→ Stated goal: Write the data out again exactly, dropping any images it holds.

** START Task inputs **

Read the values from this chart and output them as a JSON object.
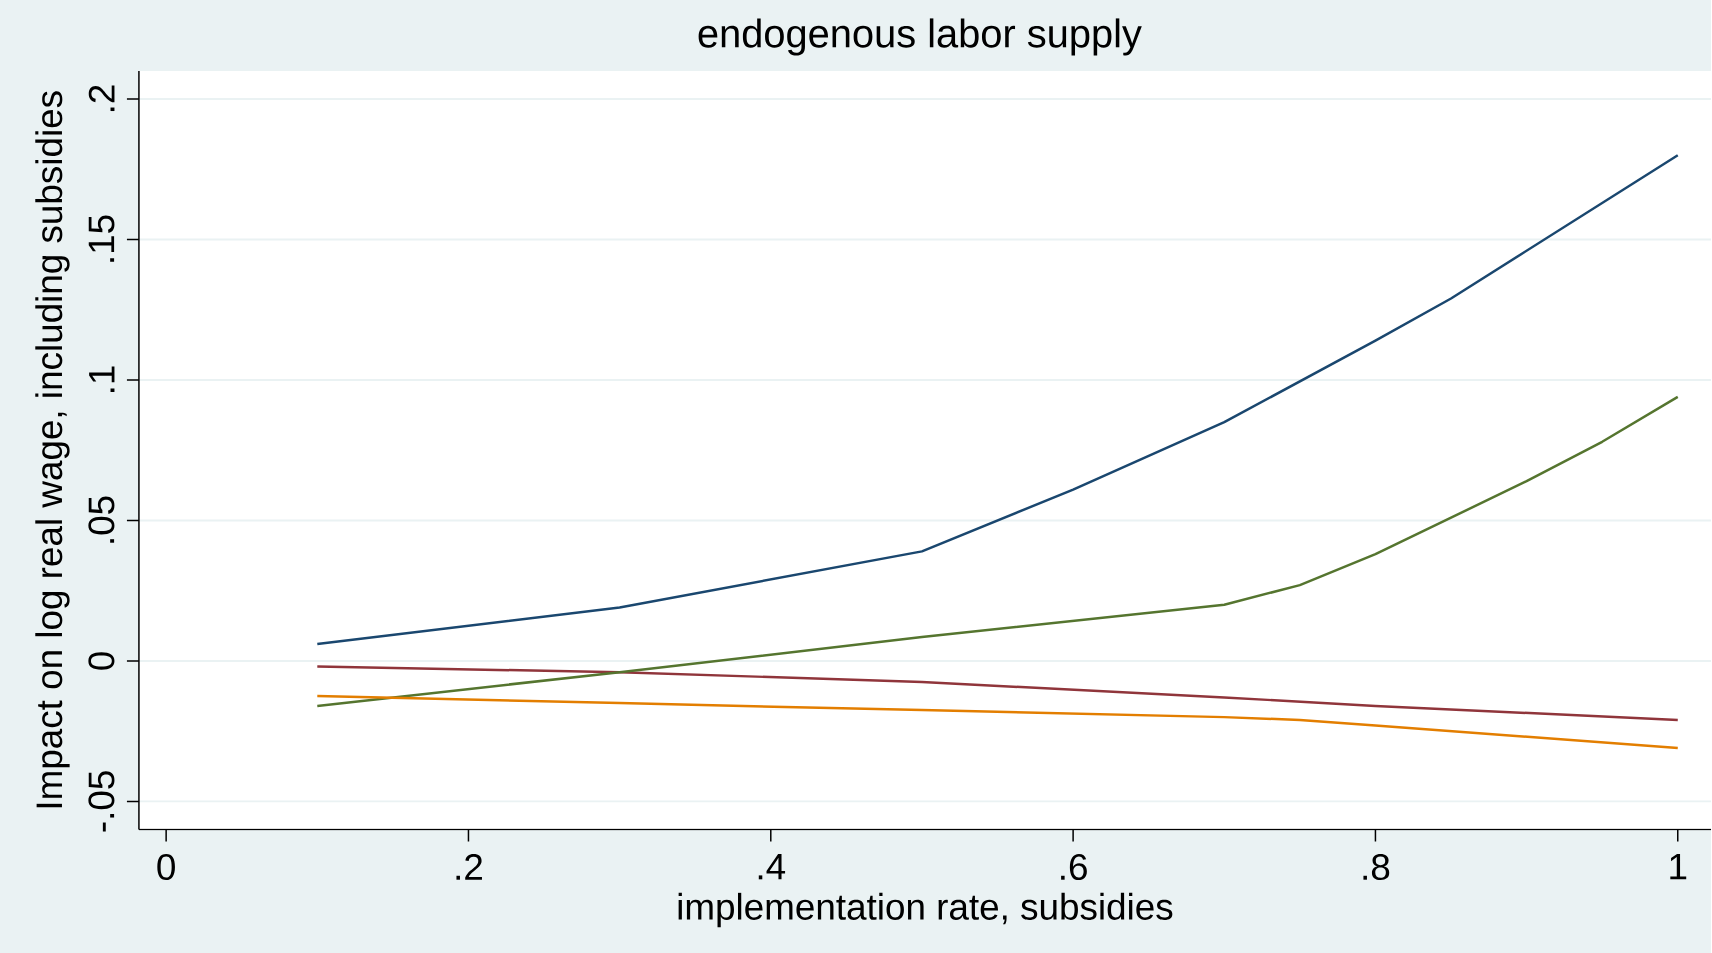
{
  "chart_data": {
    "type": "line",
    "title": "endogenous labor supply",
    "xlabel": "implementation rate, subsidies",
    "ylabel": "Impact on log real wage, including subsidies",
    "xlim": [
      -0.018,
      1.022
    ],
    "ylim": [
      -0.06,
      0.21
    ],
    "xticks": [
      0,
      {
        "value": 0.2,
        "label": ".2"
      },
      {
        "value": 0.4,
        "label": ".4"
      },
      {
        "value": 0.6,
        "label": ".6"
      },
      {
        "value": 0.8,
        "label": ".8"
      },
      1
    ],
    "yticks": [
      {
        "value": -0.05,
        "label": "-.05"
      },
      0,
      {
        "value": 0.05,
        "label": ".05"
      },
      {
        "value": 0.1,
        "label": ".1"
      },
      {
        "value": 0.15,
        "label": ".15"
      },
      {
        "value": 0.2,
        "label": ".2"
      }
    ],
    "grid": "y",
    "line_style": "solid",
    "marker": "none",
    "series": [
      {
        "color": "#1a476f",
        "x": [
          0.1,
          0.3,
          0.5,
          0.6,
          0.7,
          0.8,
          0.85,
          0.9,
          0.95,
          1
        ],
        "values": [
          0.006,
          0.019,
          0.039,
          0.061,
          0.085,
          0.114,
          0.129,
          0.146,
          0.163,
          0.18
        ]
      },
      {
        "color": "#90353b",
        "x": [
          0.1,
          0.3,
          0.5,
          0.7,
          0.8,
          1
        ],
        "values": [
          -0.002,
          -0.004,
          -0.0075,
          -0.013,
          -0.016,
          -0.021
        ]
      },
      {
        "color": "#55752f",
        "x": [
          0.1,
          0.3,
          0.5,
          0.7,
          0.75,
          0.8,
          0.9,
          0.95,
          1
        ],
        "values": [
          -0.016,
          -0.004,
          0.0085,
          0.02,
          0.027,
          0.038,
          0.064,
          0.078,
          0.094
        ]
      },
      {
        "color": "#e37e00",
        "x": [
          0.1,
          0.3,
          0.5,
          0.7,
          0.75,
          0.8,
          1
        ],
        "values": [
          -0.0125,
          -0.015,
          -0.0175,
          -0.02,
          -0.021,
          -0.023,
          -0.031
        ]
      }
    ]
  }
}
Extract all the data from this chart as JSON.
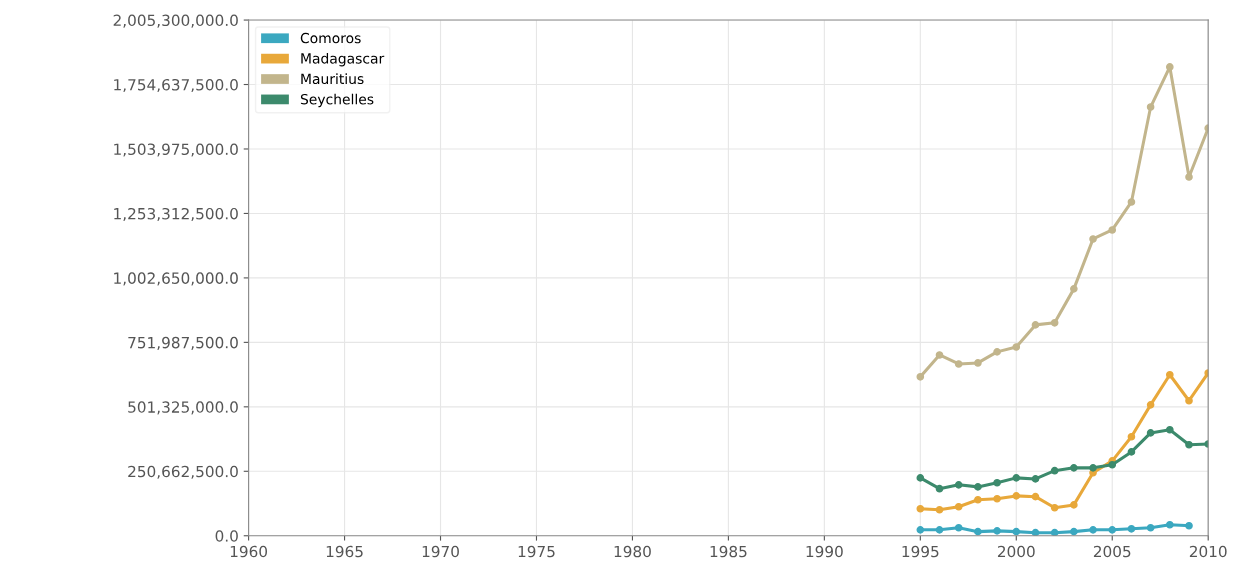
{
  "chart_data": {
    "type": "line",
    "x": [
      1995,
      1996,
      1997,
      1998,
      1999,
      2000,
      2001,
      2002,
      2003,
      2004,
      2005,
      2006,
      2007,
      2008,
      2009,
      2010
    ],
    "series": [
      {
        "name": "Comoros",
        "color": "#3ba8c0",
        "values": [
          23000000,
          23000000,
          31000000,
          16000000,
          19000000,
          16000000,
          12000000,
          12000000,
          16000000,
          23000000,
          23000000,
          27000000,
          31000000,
          43000000,
          39000000,
          null
        ]
      },
      {
        "name": "Madagascar",
        "color": "#e8a83a",
        "values": [
          105000000,
          101000000,
          113000000,
          140000000,
          144000000,
          155000000,
          152000000,
          109000000,
          120000000,
          245000000,
          291000000,
          385000000,
          509000000,
          626000000,
          525000000,
          633000000
        ]
      },
      {
        "name": "Mauritius",
        "color": "#c2b58c",
        "values": [
          618000000,
          703000000,
          668000000,
          672000000,
          715000000,
          734000000,
          820000000,
          828000000,
          960000000,
          1154000000,
          1189000000,
          1298000000,
          1667000000,
          1823000000,
          1395000000,
          1585000000
        ]
      },
      {
        "name": "Seychelles",
        "color": "#3c8a6c",
        "values": [
          225000000,
          183000000,
          198000000,
          190000000,
          206000000,
          225000000,
          221000000,
          253000000,
          264000000,
          264000000,
          276000000,
          326000000,
          400000000,
          412000000,
          354000000,
          357000000
        ]
      }
    ],
    "xlim": [
      1960,
      2010
    ],
    "xticks": [
      1960,
      1965,
      1970,
      1975,
      1980,
      1985,
      1990,
      1995,
      2000,
      2005,
      2010
    ],
    "ylim": [
      0,
      2005300000
    ],
    "yticks": [
      {
        "value": 0,
        "label": "0.0"
      },
      {
        "value": 250662500,
        "label": "250,662,500.0"
      },
      {
        "value": 501325000,
        "label": "501,325,000.0"
      },
      {
        "value": 751987500,
        "label": "751,987,500.0"
      },
      {
        "value": 1002650000,
        "label": "1,002,650,000.0"
      },
      {
        "value": 1253312500,
        "label": "1,253,312,500.0"
      },
      {
        "value": 1503975000,
        "label": "1,503,975,000.0"
      },
      {
        "value": 1754637500,
        "label": "1,754,637,500.0"
      },
      {
        "value": 2005300000,
        "label": "2,005,300,000.0"
      }
    ],
    "grid": true,
    "legend": "top left",
    "marker": "circle",
    "line_style": "solid"
  }
}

** END Task inputs **

→ Finished answer:
Read the values from this chart and output them as a JSON object.
{
  "chart_data": {
    "type": "line",
    "title": "endogenous labor supply",
    "xlabel": "implementation rate, subsidies",
    "ylabel": "Impact on log real wage, including subsidies",
    "xlim": [
      -0.018,
      1.022
    ],
    "ylim": [
      -0.06,
      0.21
    ],
    "xticks": [
      0,
      {
        "value": 0.2,
        "label": ".2"
      },
      {
        "value": 0.4,
        "label": ".4"
      },
      {
        "value": 0.6,
        "label": ".6"
      },
      {
        "value": 0.8,
        "label": ".8"
      },
      1
    ],
    "yticks": [
      {
        "value": -0.05,
        "label": "-.05"
      },
      0,
      {
        "value": 0.05,
        "label": ".05"
      },
      {
        "value": 0.1,
        "label": ".1"
      },
      {
        "value": 0.15,
        "label": ".15"
      },
      {
        "value": 0.2,
        "label": ".2"
      }
    ],
    "grid": "y",
    "line_style": "solid",
    "marker": "none",
    "series": [
      {
        "color": "#1a476f",
        "x": [
          0.1,
          0.3,
          0.5,
          0.6,
          0.7,
          0.8,
          0.85,
          0.9,
          0.95,
          1
        ],
        "values": [
          0.006,
          0.019,
          0.039,
          0.061,
          0.085,
          0.114,
          0.129,
          0.146,
          0.163,
          0.18
        ]
      },
      {
        "color": "#90353b",
        "x": [
          0.1,
          0.3,
          0.5,
          0.7,
          0.8,
          1
        ],
        "values": [
          -0.002,
          -0.004,
          -0.0075,
          -0.013,
          -0.016,
          -0.021
        ]
      },
      {
        "color": "#55752f",
        "x": [
          0.1,
          0.3,
          0.5,
          0.7,
          0.75,
          0.8,
          0.9,
          0.95,
          1
        ],
        "values": [
          -0.016,
          -0.004,
          0.0085,
          0.02,
          0.027,
          0.038,
          0.064,
          0.078,
          0.094
        ]
      },
      {
        "color": "#e37e00",
        "x": [
          0.1,
          0.3,
          0.5,
          0.7,
          0.75,
          0.8,
          1
        ],
        "values": [
          -0.0125,
          -0.015,
          -0.0175,
          -0.02,
          -0.021,
          -0.023,
          -0.031
        ]
      }
    ]
  }
}
Extract all the data from this chart as JSON.
{
  "chart_data": {
    "type": "line",
    "x": [
      1995,
      1996,
      1997,
      1998,
      1999,
      2000,
      2001,
      2002,
      2003,
      2004,
      2005,
      2006,
      2007,
      2008,
      2009,
      2010
    ],
    "series": [
      {
        "name": "Comoros",
        "color": "#3ba8c0",
        "values": [
          23000000,
          23000000,
          31000000,
          16000000,
          19000000,
          16000000,
          12000000,
          12000000,
          16000000,
          23000000,
          23000000,
          27000000,
          31000000,
          43000000,
          39000000,
          null
        ]
      },
      {
        "name": "Madagascar",
        "color": "#e8a83a",
        "values": [
          105000000,
          101000000,
          113000000,
          140000000,
          144000000,
          155000000,
          152000000,
          109000000,
          120000000,
          245000000,
          291000000,
          385000000,
          509000000,
          626000000,
          525000000,
          633000000
        ]
      },
      {
        "name": "Mauritius",
        "color": "#c2b58c",
        "values": [
          618000000,
          703000000,
          668000000,
          672000000,
          715000000,
          734000000,
          820000000,
          828000000,
          960000000,
          1154000000,
          1189000000,
          1298000000,
          1667000000,
          1823000000,
          1395000000,
          1585000000
        ]
      },
      {
        "name": "Seychelles",
        "color": "#3c8a6c",
        "values": [
          225000000,
          183000000,
          198000000,
          190000000,
          206000000,
          225000000,
          221000000,
          253000000,
          264000000,
          264000000,
          276000000,
          326000000,
          400000000,
          412000000,
          354000000,
          357000000
        ]
      }
    ],
    "xlim": [
      1960,
      2010
    ],
    "xticks": [
      1960,
      1965,
      1970,
      1975,
      1980,
      1985,
      1990,
      1995,
      2000,
      2005,
      2010
    ],
    "ylim": [
      0,
      2005300000
    ],
    "yticks": [
      {
        "value": 0,
        "label": "0.0"
      },
      {
        "value": 250662500,
        "label": "250,662,500.0"
      },
      {
        "value": 501325000,
        "label": "501,325,000.0"
      },
      {
        "value": 751987500,
        "label": "751,987,500.0"
      },
      {
        "value": 1002650000,
        "label": "1,002,650,000.0"
      },
      {
        "value": 1253312500,
        "label": "1,253,312,500.0"
      },
      {
        "value": 1503975000,
        "label": "1,503,975,000.0"
      },
      {
        "value": 1754637500,
        "label": "1,754,637,500.0"
      },
      {
        "value": 2005300000,
        "label": "2,005,300,000.0"
      }
    ],
    "grid": true,
    "legend": "top left",
    "marker": "circle",
    "line_style": "solid"
  }
}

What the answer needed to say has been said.